» **Records shown**:
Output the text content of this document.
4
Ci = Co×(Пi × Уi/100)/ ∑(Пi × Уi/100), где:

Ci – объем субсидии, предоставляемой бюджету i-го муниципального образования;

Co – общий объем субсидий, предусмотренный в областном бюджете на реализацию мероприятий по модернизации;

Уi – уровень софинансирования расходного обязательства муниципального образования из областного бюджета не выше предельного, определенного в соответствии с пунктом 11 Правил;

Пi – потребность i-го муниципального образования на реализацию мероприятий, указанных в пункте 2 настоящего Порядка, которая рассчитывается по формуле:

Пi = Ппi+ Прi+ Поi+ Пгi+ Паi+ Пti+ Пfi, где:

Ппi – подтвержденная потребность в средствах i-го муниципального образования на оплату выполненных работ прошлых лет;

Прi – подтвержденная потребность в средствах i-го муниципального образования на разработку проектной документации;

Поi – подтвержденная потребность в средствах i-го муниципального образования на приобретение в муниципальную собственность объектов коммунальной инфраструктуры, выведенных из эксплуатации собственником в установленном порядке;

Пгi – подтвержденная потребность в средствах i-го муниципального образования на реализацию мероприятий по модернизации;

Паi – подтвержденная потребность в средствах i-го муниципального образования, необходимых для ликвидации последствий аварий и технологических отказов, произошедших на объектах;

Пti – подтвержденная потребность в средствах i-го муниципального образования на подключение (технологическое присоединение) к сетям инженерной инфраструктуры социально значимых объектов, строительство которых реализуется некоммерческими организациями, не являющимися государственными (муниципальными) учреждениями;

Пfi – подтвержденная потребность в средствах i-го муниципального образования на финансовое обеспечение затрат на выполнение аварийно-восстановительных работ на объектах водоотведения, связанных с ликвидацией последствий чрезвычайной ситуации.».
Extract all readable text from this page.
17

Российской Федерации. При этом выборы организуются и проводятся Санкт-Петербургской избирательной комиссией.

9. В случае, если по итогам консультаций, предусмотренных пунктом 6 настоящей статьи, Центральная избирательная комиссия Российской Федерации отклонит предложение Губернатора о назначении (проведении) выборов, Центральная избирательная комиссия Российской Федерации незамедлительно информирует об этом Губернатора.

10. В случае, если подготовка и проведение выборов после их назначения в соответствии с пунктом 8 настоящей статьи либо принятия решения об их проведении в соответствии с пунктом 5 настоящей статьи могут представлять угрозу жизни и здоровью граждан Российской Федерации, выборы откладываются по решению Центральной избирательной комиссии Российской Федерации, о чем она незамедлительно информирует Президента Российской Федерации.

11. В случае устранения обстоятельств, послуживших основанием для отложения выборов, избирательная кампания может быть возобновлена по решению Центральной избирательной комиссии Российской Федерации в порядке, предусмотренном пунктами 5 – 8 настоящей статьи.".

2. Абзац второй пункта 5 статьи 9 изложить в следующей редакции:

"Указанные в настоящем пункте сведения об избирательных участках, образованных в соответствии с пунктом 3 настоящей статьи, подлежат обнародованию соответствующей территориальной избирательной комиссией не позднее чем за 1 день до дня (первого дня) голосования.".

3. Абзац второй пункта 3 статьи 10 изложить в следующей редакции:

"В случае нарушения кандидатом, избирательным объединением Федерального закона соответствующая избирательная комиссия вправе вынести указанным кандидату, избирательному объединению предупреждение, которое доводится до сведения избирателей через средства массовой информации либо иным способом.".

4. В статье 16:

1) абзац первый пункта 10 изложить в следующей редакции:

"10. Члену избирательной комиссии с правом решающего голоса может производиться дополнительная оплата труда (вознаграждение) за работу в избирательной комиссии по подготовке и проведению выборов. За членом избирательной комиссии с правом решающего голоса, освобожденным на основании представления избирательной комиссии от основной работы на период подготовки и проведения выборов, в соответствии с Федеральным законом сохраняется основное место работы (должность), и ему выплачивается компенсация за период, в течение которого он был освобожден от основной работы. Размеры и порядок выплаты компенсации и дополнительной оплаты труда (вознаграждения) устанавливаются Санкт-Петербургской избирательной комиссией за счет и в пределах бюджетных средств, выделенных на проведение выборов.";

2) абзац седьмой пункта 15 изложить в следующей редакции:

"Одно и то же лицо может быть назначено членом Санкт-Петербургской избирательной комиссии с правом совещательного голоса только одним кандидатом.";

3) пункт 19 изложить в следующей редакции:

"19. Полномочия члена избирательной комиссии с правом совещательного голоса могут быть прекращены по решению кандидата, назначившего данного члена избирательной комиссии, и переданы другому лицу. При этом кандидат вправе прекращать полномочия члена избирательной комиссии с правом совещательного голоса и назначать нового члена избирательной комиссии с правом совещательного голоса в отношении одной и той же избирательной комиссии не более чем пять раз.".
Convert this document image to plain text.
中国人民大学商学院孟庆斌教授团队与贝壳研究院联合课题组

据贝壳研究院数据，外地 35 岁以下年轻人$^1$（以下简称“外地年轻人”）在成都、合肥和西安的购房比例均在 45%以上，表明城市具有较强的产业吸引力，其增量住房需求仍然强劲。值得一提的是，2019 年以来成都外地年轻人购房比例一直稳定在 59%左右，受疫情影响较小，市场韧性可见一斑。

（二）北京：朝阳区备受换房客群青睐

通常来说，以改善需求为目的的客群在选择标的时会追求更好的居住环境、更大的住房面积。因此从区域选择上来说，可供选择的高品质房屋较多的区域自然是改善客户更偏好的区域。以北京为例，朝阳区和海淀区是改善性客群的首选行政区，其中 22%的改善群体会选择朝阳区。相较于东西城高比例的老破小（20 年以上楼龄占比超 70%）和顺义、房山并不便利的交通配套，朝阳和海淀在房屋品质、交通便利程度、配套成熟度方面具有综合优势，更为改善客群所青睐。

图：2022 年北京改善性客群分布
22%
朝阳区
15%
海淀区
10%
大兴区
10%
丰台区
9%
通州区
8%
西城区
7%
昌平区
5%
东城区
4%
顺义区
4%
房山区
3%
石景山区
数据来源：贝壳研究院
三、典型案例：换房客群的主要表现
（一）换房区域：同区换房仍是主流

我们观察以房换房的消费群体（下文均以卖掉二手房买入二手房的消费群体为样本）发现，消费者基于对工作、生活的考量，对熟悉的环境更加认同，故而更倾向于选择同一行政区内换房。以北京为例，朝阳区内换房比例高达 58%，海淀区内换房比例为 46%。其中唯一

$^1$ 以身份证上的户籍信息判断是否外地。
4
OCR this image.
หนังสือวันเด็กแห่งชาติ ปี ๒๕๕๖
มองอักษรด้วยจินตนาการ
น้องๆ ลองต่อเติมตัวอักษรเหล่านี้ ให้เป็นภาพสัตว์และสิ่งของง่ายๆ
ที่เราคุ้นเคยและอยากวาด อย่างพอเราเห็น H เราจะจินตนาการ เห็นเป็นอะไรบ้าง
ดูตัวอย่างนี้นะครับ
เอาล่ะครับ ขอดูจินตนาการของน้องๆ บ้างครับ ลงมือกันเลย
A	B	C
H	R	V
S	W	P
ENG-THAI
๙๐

» **Your instructions**:
Respond with nothing but the number of lines in the entries that contain the string "следующей".

» **Written reply**:
5